Return all lines with the word "percent" in them.
-- start Extracted material --
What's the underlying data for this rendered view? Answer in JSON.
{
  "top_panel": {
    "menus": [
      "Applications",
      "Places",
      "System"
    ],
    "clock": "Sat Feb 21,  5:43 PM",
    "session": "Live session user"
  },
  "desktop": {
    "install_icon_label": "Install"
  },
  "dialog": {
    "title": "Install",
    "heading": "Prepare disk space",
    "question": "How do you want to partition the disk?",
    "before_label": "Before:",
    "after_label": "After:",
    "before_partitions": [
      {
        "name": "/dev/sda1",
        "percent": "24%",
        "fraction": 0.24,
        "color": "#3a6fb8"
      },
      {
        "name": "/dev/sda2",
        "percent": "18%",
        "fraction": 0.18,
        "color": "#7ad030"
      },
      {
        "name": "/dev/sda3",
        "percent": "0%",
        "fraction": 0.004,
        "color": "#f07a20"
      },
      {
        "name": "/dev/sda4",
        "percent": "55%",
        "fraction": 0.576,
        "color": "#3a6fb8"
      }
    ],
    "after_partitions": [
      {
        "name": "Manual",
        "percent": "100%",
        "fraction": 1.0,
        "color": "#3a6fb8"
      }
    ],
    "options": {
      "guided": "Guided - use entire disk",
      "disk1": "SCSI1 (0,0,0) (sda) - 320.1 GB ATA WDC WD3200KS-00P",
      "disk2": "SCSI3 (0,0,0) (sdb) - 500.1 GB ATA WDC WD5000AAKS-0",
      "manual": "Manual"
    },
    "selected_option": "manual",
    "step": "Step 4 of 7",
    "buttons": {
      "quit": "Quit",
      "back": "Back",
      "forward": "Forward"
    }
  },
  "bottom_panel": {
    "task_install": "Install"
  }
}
-- end Extracted material --
> [Solution for this problem]
        "percent": "24%",
        "percent": "18%",
        "percent": "0%",
        "percent": "55%",
        "percent": "100%",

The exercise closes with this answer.